* [Problem details]
Give the number of lines below that contain "général", with no other output.

* [Entries]
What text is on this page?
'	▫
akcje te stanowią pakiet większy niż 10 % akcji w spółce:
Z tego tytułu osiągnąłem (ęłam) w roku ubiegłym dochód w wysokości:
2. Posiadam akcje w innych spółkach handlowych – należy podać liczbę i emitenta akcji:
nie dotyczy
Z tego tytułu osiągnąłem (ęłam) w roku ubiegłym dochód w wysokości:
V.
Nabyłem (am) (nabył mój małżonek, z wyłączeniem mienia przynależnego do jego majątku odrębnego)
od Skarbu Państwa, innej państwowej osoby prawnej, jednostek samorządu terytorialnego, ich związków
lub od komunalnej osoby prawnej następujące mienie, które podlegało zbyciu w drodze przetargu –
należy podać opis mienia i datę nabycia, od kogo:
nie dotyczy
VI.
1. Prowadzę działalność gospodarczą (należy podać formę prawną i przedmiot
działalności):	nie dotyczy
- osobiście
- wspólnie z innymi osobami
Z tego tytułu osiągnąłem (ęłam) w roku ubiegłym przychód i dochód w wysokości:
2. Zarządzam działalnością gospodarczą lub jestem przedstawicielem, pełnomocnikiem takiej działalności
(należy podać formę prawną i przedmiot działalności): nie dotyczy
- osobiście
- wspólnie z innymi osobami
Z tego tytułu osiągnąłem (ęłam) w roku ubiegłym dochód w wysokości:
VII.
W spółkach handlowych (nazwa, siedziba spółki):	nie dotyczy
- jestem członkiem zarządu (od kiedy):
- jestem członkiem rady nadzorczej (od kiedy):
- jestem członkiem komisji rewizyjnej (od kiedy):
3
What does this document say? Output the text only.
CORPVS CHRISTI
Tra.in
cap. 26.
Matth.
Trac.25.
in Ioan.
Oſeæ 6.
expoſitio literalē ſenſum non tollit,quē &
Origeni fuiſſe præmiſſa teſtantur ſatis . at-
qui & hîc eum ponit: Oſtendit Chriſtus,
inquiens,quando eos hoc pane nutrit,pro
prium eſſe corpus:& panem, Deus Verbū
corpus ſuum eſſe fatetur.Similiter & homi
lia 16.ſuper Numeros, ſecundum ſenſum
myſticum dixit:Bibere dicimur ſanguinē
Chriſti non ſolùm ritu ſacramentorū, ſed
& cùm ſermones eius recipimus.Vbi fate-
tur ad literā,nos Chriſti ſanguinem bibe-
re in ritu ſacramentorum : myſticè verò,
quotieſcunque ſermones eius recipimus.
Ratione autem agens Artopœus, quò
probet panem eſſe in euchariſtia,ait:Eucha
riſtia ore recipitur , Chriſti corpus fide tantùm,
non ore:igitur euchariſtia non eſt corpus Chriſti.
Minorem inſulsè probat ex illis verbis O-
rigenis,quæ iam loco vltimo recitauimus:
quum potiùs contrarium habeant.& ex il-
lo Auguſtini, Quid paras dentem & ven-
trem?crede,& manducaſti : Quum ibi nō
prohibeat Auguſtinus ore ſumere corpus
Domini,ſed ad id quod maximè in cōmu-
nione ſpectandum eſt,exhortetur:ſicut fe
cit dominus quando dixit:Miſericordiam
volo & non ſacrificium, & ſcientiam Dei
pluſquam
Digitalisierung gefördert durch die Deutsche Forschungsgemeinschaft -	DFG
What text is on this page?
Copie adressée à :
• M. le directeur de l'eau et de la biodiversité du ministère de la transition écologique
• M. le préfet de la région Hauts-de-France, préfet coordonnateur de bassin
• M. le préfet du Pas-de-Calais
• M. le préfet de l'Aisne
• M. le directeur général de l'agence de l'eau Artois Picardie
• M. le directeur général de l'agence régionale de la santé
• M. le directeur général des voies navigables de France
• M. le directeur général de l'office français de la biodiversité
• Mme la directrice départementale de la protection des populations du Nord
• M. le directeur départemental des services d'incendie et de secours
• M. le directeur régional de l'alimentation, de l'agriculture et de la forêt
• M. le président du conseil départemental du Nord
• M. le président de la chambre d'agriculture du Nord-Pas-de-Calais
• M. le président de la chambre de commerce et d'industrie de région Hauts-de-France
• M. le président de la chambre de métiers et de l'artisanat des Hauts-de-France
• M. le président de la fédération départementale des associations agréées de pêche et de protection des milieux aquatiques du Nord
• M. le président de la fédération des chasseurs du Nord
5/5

* [Task answer]
4